Job. Check each line of the listing below for the string "results", and give only how many lines hold it.

Extracted information.
━━━━━━━━━━

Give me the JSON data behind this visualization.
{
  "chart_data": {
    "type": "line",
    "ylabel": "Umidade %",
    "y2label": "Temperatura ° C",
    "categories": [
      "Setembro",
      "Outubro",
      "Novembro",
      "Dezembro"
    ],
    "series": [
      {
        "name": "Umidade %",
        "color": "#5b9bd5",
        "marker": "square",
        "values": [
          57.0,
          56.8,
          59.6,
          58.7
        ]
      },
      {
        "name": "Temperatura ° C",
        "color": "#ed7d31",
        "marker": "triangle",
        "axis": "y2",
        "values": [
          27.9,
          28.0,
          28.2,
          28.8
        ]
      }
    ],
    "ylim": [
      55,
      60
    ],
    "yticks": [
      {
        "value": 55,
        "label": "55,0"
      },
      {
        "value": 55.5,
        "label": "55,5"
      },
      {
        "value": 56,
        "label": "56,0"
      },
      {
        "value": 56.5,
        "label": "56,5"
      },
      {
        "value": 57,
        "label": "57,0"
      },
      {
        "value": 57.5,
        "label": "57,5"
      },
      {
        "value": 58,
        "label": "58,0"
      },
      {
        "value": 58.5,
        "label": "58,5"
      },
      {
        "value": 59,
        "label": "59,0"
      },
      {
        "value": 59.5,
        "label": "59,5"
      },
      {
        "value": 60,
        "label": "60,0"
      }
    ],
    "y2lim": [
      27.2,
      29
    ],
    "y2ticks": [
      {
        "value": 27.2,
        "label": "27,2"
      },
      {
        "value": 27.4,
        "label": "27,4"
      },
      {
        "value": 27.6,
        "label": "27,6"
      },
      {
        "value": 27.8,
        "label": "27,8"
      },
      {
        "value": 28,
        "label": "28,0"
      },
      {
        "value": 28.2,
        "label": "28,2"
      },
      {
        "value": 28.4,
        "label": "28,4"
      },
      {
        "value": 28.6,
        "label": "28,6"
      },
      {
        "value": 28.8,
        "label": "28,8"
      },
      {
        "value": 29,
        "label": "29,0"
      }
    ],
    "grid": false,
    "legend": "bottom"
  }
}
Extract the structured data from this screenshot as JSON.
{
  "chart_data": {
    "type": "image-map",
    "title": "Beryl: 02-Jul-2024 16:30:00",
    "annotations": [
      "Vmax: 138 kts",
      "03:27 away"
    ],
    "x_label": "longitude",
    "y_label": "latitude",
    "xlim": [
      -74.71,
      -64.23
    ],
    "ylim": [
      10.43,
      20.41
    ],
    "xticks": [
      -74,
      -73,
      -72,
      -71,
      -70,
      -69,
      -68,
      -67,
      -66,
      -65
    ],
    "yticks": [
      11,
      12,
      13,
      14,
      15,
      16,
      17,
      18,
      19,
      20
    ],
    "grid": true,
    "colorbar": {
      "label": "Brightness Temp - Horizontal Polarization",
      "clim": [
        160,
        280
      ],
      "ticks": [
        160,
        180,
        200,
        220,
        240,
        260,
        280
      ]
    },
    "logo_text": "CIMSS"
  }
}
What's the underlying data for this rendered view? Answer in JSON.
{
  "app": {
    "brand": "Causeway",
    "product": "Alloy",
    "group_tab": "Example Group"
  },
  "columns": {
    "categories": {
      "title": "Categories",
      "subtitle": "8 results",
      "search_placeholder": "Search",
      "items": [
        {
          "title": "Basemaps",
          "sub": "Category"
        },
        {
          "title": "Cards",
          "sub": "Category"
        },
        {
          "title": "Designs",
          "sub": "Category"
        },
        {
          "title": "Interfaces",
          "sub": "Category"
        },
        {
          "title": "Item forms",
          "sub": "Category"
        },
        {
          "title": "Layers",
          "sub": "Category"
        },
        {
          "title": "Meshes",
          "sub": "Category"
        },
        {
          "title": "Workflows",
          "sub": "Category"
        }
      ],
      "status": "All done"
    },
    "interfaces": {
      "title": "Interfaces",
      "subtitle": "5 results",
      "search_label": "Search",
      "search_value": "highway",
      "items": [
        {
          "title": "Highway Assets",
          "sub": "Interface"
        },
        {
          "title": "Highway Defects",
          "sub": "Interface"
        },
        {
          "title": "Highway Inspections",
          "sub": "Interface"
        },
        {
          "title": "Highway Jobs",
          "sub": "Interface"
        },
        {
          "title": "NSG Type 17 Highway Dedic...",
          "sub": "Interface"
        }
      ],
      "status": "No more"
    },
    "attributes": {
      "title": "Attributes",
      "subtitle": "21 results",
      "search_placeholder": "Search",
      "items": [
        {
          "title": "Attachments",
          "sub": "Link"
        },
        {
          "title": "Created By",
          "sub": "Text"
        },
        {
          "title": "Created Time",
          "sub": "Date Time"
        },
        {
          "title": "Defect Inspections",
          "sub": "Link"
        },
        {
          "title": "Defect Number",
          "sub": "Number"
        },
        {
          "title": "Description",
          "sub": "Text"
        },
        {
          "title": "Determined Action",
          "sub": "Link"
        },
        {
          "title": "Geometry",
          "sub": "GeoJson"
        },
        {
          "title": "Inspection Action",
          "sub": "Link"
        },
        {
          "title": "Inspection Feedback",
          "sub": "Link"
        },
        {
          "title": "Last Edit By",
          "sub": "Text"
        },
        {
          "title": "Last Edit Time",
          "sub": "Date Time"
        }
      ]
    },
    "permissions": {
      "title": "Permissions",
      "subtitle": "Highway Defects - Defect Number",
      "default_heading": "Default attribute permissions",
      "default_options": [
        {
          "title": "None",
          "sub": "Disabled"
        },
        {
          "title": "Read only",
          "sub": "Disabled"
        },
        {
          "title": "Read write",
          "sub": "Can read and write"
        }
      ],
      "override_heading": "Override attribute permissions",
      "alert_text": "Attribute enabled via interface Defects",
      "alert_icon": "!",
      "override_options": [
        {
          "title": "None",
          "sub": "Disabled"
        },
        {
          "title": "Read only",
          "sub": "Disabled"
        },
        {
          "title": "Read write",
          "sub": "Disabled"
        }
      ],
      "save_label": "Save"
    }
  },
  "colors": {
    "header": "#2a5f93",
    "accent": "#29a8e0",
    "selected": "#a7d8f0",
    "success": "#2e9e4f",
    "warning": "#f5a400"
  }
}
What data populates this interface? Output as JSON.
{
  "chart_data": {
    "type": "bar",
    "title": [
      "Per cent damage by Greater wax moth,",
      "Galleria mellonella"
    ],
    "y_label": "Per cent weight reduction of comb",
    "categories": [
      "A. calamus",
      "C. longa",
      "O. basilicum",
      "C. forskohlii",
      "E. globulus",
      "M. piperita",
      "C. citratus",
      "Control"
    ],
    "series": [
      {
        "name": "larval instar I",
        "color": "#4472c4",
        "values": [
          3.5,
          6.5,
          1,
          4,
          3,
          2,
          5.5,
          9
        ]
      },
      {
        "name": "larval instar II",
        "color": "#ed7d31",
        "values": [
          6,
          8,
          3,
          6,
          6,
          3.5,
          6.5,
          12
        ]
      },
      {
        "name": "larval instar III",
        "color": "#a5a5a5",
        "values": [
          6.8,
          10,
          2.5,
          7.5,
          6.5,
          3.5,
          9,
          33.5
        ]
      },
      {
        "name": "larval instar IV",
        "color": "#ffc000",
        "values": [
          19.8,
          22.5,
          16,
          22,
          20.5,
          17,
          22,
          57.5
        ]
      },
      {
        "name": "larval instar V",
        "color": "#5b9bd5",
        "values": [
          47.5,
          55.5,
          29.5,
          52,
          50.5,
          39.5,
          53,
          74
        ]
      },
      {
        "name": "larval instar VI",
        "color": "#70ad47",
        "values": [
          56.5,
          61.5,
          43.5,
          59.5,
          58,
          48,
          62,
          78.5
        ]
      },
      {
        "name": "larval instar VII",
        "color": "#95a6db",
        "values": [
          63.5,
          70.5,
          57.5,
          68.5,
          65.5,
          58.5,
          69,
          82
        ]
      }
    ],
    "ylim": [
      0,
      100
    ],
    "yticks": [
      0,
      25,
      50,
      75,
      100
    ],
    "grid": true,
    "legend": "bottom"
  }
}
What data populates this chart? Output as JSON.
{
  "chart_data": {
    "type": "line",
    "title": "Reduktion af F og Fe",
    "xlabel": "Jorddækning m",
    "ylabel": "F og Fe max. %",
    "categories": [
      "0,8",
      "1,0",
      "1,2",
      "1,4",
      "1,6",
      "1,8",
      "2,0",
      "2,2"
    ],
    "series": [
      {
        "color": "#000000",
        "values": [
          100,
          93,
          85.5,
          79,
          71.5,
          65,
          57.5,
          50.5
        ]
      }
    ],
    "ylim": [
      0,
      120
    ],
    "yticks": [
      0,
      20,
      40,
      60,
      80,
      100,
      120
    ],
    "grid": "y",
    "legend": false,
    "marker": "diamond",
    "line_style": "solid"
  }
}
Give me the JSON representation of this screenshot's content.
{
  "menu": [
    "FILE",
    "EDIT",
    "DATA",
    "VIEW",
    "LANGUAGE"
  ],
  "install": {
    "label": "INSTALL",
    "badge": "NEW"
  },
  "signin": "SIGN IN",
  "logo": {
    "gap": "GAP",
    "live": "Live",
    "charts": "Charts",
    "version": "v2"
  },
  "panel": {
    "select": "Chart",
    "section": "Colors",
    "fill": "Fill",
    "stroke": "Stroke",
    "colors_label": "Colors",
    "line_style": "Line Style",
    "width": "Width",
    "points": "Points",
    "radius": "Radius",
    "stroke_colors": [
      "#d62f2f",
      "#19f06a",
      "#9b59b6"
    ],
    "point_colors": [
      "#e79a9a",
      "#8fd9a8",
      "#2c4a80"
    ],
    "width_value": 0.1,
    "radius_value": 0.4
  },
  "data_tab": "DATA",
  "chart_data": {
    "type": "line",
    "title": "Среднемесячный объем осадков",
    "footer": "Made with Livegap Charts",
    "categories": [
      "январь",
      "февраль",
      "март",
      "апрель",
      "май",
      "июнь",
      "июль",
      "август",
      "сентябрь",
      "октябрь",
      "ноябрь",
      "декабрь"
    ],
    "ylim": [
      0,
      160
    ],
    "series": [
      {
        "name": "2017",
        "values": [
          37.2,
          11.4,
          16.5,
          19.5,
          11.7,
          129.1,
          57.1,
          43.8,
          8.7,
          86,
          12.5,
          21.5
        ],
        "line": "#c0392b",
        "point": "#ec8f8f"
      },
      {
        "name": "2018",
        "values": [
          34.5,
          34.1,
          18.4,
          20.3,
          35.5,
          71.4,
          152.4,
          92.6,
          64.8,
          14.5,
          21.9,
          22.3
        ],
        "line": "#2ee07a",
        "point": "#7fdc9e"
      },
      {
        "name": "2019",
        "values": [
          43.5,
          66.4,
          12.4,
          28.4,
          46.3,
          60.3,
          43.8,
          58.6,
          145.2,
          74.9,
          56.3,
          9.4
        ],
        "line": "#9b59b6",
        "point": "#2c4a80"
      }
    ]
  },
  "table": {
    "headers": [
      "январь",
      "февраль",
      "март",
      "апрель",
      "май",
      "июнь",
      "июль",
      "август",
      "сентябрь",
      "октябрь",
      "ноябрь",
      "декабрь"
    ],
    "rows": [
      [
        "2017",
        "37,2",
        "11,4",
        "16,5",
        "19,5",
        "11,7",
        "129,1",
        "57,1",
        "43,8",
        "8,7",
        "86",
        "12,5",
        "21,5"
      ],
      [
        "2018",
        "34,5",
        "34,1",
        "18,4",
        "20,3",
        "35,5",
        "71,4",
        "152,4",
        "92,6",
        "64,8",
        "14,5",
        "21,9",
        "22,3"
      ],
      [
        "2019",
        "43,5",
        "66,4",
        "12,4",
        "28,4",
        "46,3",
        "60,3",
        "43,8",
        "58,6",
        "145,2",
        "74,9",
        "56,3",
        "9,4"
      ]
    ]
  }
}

━━━━━━━━━━

Full answer. 3